**WHAT YOU ARE ASKED TO DO:** Determine how many lines of the records include "Argo", and answer with the number alone.
**** GIVEN INFORMATION
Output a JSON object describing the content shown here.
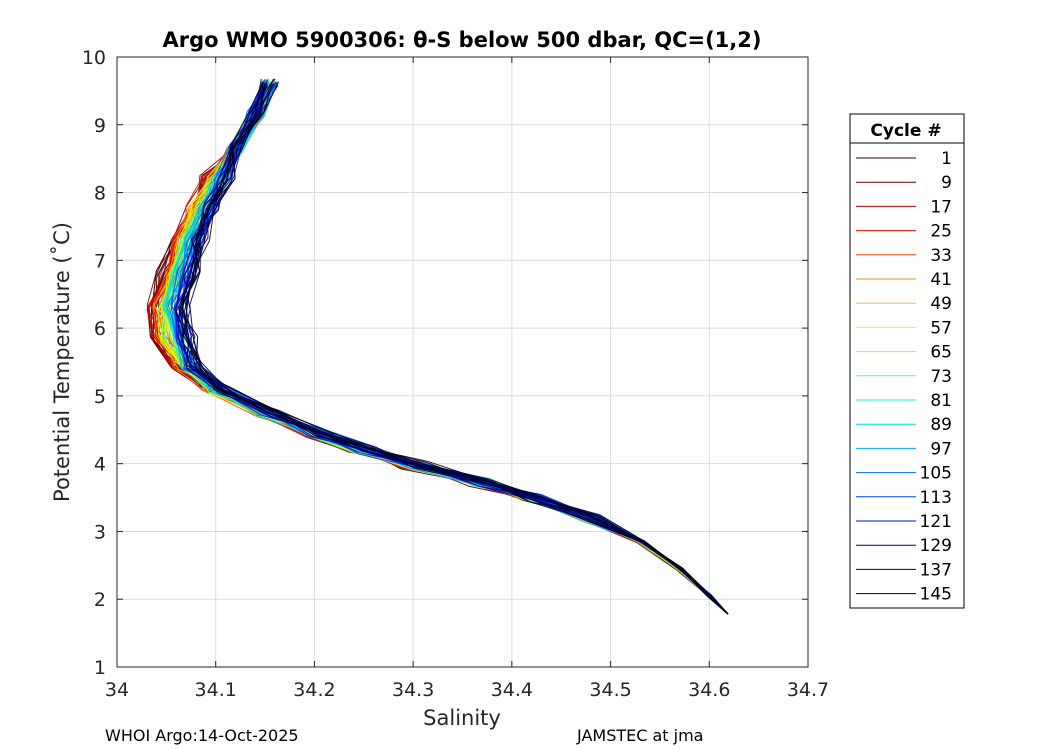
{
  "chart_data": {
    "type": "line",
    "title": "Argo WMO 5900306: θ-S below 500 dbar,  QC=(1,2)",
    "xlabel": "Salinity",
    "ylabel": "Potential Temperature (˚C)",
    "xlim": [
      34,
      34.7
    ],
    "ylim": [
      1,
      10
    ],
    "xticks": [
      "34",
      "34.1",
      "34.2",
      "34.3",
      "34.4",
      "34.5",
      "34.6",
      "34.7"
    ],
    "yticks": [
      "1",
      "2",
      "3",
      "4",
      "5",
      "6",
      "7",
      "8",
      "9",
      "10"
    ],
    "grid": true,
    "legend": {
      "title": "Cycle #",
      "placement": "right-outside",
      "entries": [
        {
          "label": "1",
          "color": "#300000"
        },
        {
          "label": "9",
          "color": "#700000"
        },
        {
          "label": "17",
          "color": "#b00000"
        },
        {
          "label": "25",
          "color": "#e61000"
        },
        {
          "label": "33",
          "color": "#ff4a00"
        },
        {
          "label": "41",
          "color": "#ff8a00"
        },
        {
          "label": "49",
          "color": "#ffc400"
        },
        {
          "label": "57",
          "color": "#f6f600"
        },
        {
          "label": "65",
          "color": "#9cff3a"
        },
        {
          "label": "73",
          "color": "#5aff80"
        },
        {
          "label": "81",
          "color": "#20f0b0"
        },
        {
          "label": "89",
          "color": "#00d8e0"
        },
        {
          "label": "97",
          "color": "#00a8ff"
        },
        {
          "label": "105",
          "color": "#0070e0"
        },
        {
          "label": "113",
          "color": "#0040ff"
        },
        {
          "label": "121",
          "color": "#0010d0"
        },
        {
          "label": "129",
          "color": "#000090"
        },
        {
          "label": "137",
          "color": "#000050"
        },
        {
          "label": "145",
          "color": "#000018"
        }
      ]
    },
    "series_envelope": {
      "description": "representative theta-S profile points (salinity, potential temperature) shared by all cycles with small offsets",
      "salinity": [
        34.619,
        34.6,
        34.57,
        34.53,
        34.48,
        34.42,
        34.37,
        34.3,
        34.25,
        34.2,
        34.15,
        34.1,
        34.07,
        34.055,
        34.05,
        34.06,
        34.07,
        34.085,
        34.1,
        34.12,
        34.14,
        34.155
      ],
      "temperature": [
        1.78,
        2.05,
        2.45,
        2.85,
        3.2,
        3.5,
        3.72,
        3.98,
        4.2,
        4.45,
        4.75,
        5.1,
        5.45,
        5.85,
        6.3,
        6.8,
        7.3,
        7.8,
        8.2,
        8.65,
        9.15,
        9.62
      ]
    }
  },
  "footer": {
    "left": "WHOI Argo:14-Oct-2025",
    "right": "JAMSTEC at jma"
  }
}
********
**REPLY:** 2